— Work instructions —
Every line of the entries with the word "JSON" in it should be shown.
───── Listed records
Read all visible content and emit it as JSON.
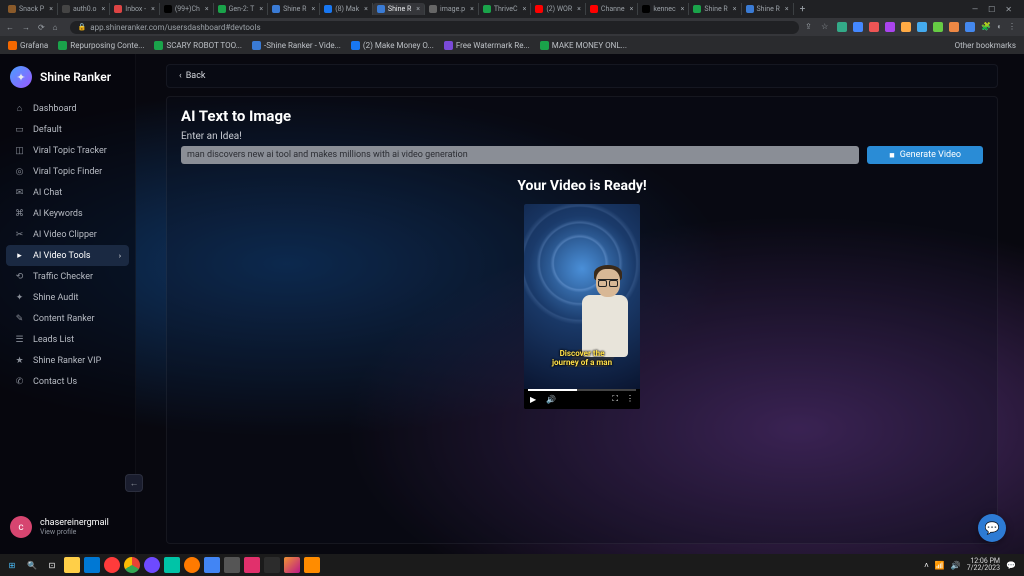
{
  "browser": {
    "tabs": [
      {
        "label": "Snack P",
        "fav": "#8a5a2a"
      },
      {
        "label": "auth0.o",
        "fav": "#444"
      },
      {
        "label": "Inbox -",
        "fav": "#d44"
      },
      {
        "label": "(99+)Ch",
        "fav": "#000"
      },
      {
        "label": "Gen-2: T",
        "fav": "#1aa34a"
      },
      {
        "label": "Shine R",
        "fav": "#3a7bd5"
      },
      {
        "label": "(8) Mak",
        "fav": "#1877f2"
      },
      {
        "label": "Shine R",
        "fav": "#3a7bd5",
        "active": true
      },
      {
        "label": "image.p",
        "fav": "#666"
      },
      {
        "label": "ThriveC",
        "fav": "#1aa34a"
      },
      {
        "label": "(2) WOR",
        "fav": "#ff0000"
      },
      {
        "label": "Channe",
        "fav": "#ff0000"
      },
      {
        "label": "kennec",
        "fav": "#000"
      },
      {
        "label": "Shine R",
        "fav": "#1aa34a"
      },
      {
        "label": "Shine R",
        "fav": "#3a7bd5"
      }
    ],
    "url": "app.shineranker.com/usersdashboard#devtools",
    "bookmarks": [
      {
        "label": "Grafana",
        "color": "#f46800"
      },
      {
        "label": "Repurposing Conte...",
        "color": "#1aa34a"
      },
      {
        "label": "SCARY ROBOT TOO...",
        "color": "#1aa34a"
      },
      {
        "label": "-Shine Ranker - Vide...",
        "color": "#3a7bd5"
      },
      {
        "label": "(2) Make Money O...",
        "color": "#1877f2"
      },
      {
        "label": "Free Watermark Re...",
        "color": "#7a4ad8"
      },
      {
        "label": "MAKE MONEY ONL...",
        "color": "#1aa34a"
      }
    ],
    "other_bookmarks": "Other bookmarks"
  },
  "sidebar": {
    "brand": "Shine Ranker",
    "items": [
      {
        "icon": "⌂",
        "label": "Dashboard"
      },
      {
        "icon": "▭",
        "label": "Default"
      },
      {
        "icon": "◫",
        "label": "Viral Topic Tracker"
      },
      {
        "icon": "◎",
        "label": "Viral Topic Finder"
      },
      {
        "icon": "✉",
        "label": "AI Chat"
      },
      {
        "icon": "⌘",
        "label": "AI Keywords"
      },
      {
        "icon": "✂",
        "label": "AI Video Clipper"
      },
      {
        "icon": "▸",
        "label": "AI Video Tools",
        "active": true,
        "chev": true
      },
      {
        "icon": "⟲",
        "label": "Traffic Checker"
      },
      {
        "icon": "✦",
        "label": "Shine Audit"
      },
      {
        "icon": "✎",
        "label": "Content Ranker"
      },
      {
        "icon": "☰",
        "label": "Leads List"
      },
      {
        "icon": "★",
        "label": "Shine Ranker VIP"
      },
      {
        "icon": "✆",
        "label": "Contact Us"
      }
    ],
    "user": {
      "name": "chasereinergmail",
      "sub": "View profile",
      "initial": "c"
    }
  },
  "main": {
    "back": "Back",
    "title": "AI Text to Image",
    "prompt_label": "Enter an Idea!",
    "input_value": "man discovers new ai tool and makes millions with ai video generation",
    "generate_btn": "Generate Video",
    "ready_heading": "Your Video is Ready!",
    "caption_line1": "Discover the",
    "caption_line2": "journey of a man"
  },
  "taskbar": {
    "time": "12:06 PM",
    "date": "7/22/2023"
  }
}
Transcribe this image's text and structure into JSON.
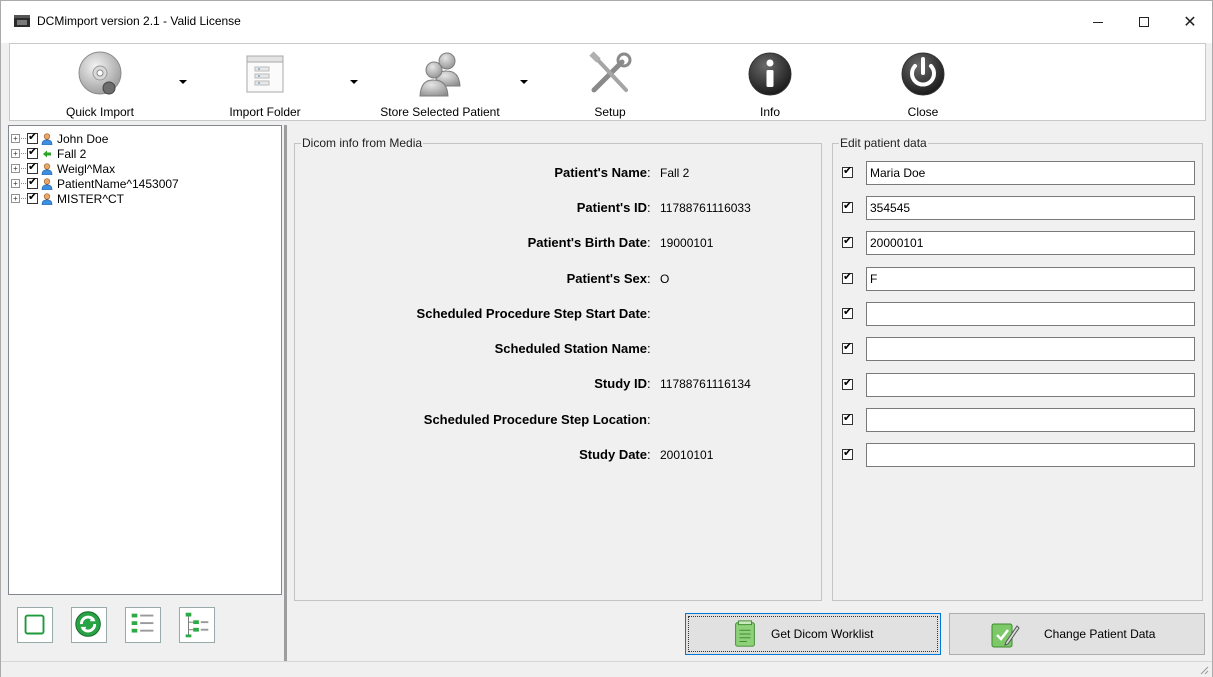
──────────
— Task answer —
Read all visible content and emit it as JSON.
Transcribe this image's text and structure into JSON.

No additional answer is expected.